#### [Input material]
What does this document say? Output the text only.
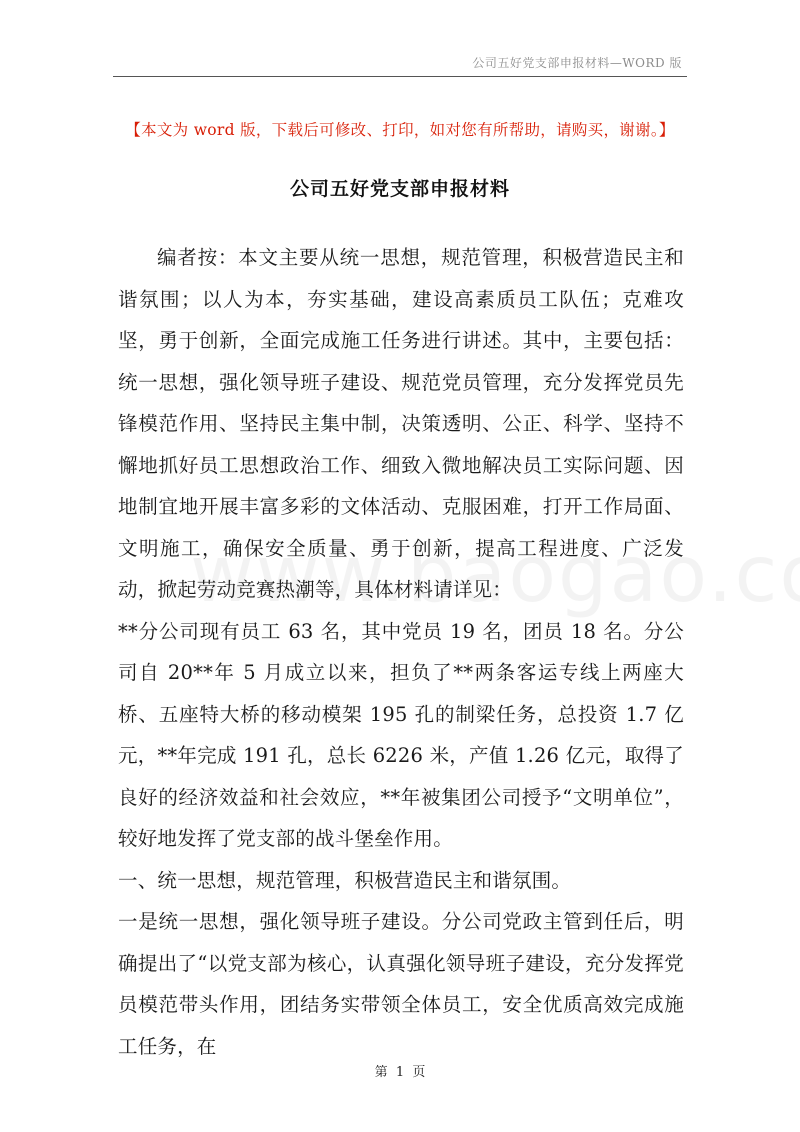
公司五好党支部申报材料—WORD 版
【本文为 word 版，下载后可修改、打印，如对您有所帮助，请购买，谢谢。】
公司五好党支部申报材料

编者按：本文主要从统一思想，规范管理，积极营造民主和谐氛围；以人为本，夯实基础，建设高素质员工队伍；克难攻坚，勇于创新，全面完成施工任务进行讲述。其中，主要包括：统一思想，强化领导班子建设、规范党员管理，充分发挥党员先锋模范作用、坚持民主集中制，决策透明、公正、科学、坚持不懈地抓好员工思想政治工作、细致入微地解决员工实际问题、因地制宜地开展丰富多彩的文体活动、克服困难，打开工作局面、文明施工，确保安全质量、勇于创新，提高工程进度、广泛发动，掀起劳动竞赛热潮等，具体材料请详见：

**分公司现有员工 63 名，其中党员 19 名，团员 18 名。分公司自 20**年 5 月成立以来，担负了**两条客运专线上两座大桥、五座特大桥的移动模架 195 孔的制梁任务，总投资 1.7 亿元，**年完成 191 孔，总长 6226 米，产值 1.26 亿元，取得了良好的经济效益和社会效应，**年被集团公司授予“文明单位”，较好地发挥了党支部的战斗堡垒作用。

一、统一思想，规范管理，积极营造民主和谐氛围。

一是统一思想，强化领导班子建设。分公司党政主管到任后，明确提出了“以党支部为核心，认真强化领导班子建设，充分发挥党员模范带头作用，团结务实带领全体员工，安全优质高效完成施工任务，在

第  1  页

#### [Task requirements]
Report the number of lines that include the string "积极营造民主和谐氛围"; return nothing but the count.

#### [Exercise result]
2